Task instructions:
Exactly repeat the material, dropping only the pictures.

■ ■ ■ ■

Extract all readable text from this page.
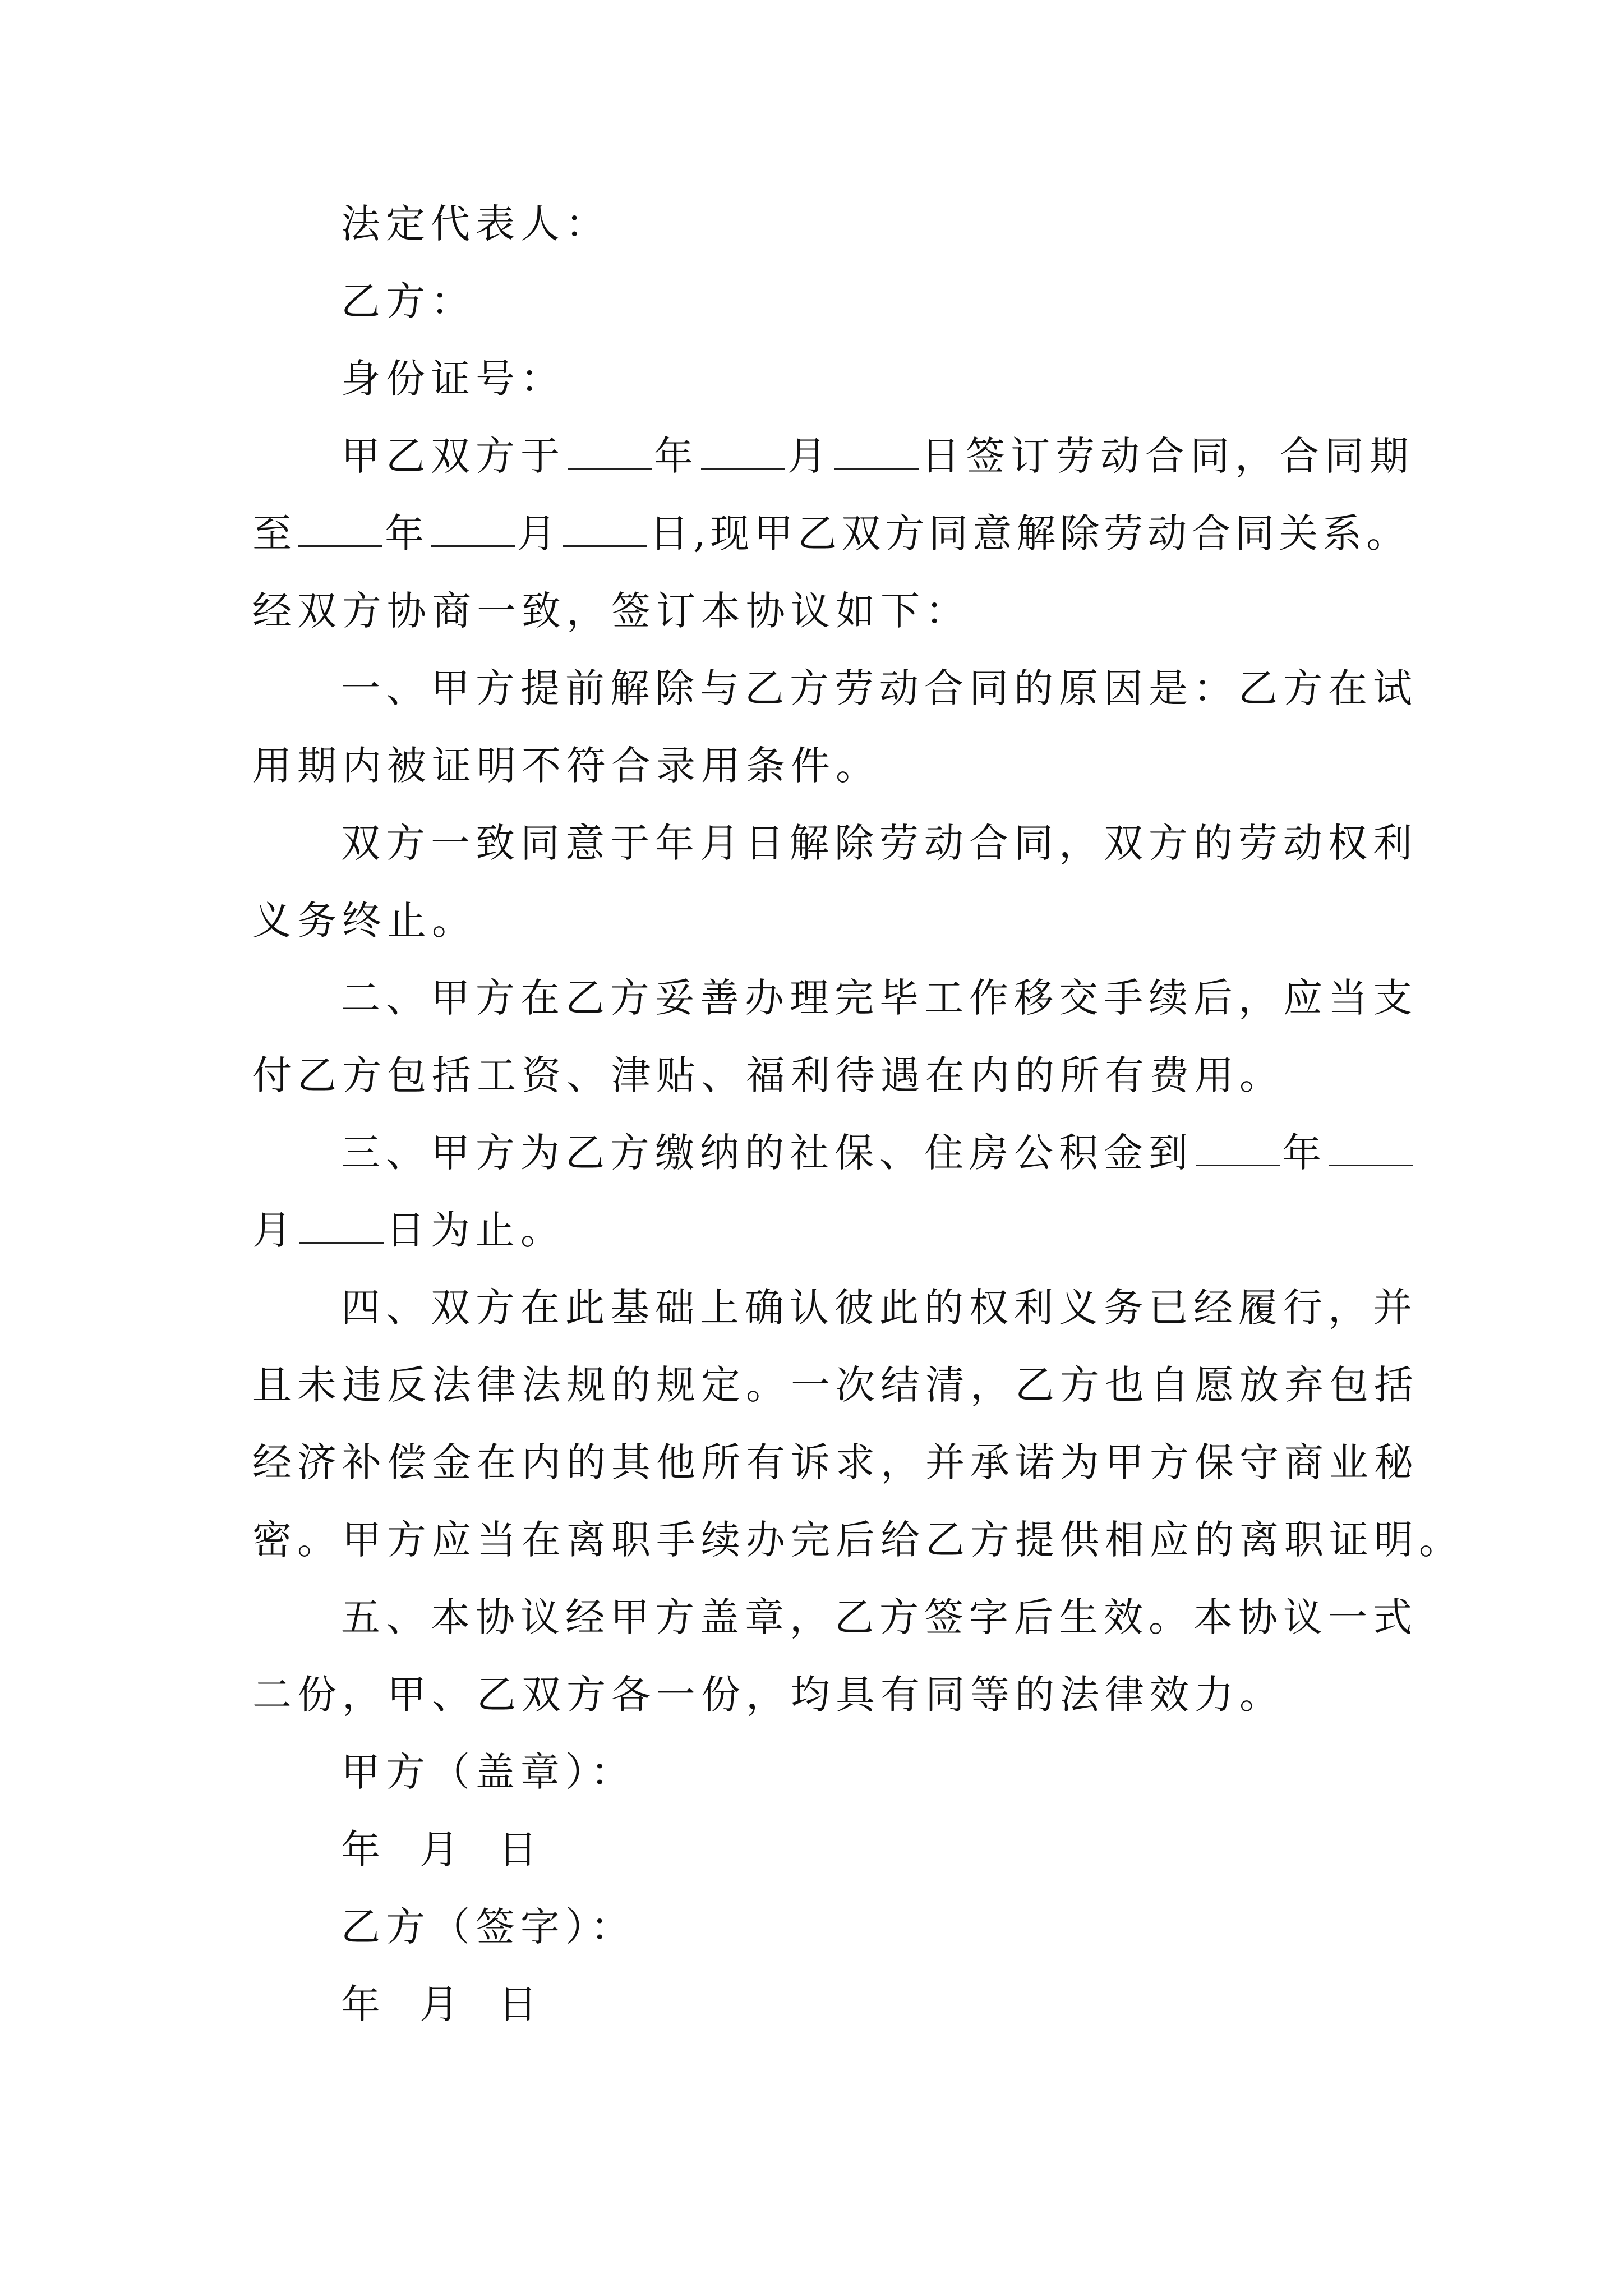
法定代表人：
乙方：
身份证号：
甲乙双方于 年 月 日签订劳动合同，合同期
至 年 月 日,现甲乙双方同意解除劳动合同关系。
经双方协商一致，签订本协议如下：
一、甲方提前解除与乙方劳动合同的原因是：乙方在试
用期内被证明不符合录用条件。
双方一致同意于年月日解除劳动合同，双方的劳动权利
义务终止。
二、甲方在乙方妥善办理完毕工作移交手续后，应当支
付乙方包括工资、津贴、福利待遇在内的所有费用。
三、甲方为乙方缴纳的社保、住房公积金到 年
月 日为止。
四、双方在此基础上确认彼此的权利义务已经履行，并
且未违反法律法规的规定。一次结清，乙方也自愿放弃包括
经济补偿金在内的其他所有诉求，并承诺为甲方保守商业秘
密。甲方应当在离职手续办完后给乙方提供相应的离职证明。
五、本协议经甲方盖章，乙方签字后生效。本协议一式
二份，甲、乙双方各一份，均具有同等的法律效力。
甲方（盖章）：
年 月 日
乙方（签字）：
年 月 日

■ ■ ■ ■

In response:
Extract all readable text from this page.
法定代表人：
乙方：
身份证号：
甲乙双方于 年 月 日签订劳动合同，合同期
至 年 月 日,现甲乙双方同意解除劳动合同关系。
经双方协商一致，签订本协议如下：
一、甲方提前解除与乙方劳动合同的原因是：乙方在试
用期内被证明不符合录用条件。
双方一致同意于年月日解除劳动合同，双方的劳动权利
义务终止。
二、甲方在乙方妥善办理完毕工作移交手续后，应当支
付乙方包括工资、津贴、福利待遇在内的所有费用。
三、甲方为乙方缴纳的社保、住房公积金到 年
月 日为止。
四、双方在此基础上确认彼此的权利义务已经履行，并
且未违反法律法规的规定。一次结清，乙方也自愿放弃包括
经济补偿金在内的其他所有诉求，并承诺为甲方保守商业秘
密。甲方应当在离职手续办完后给乙方提供相应的离职证明。
五、本协议经甲方盖章，乙方签字后生效。本协议一式
二份，甲、乙双方各一份，均具有同等的法律效力。
甲方（盖章）：
年 月 日
乙方（签字）：
年 月 日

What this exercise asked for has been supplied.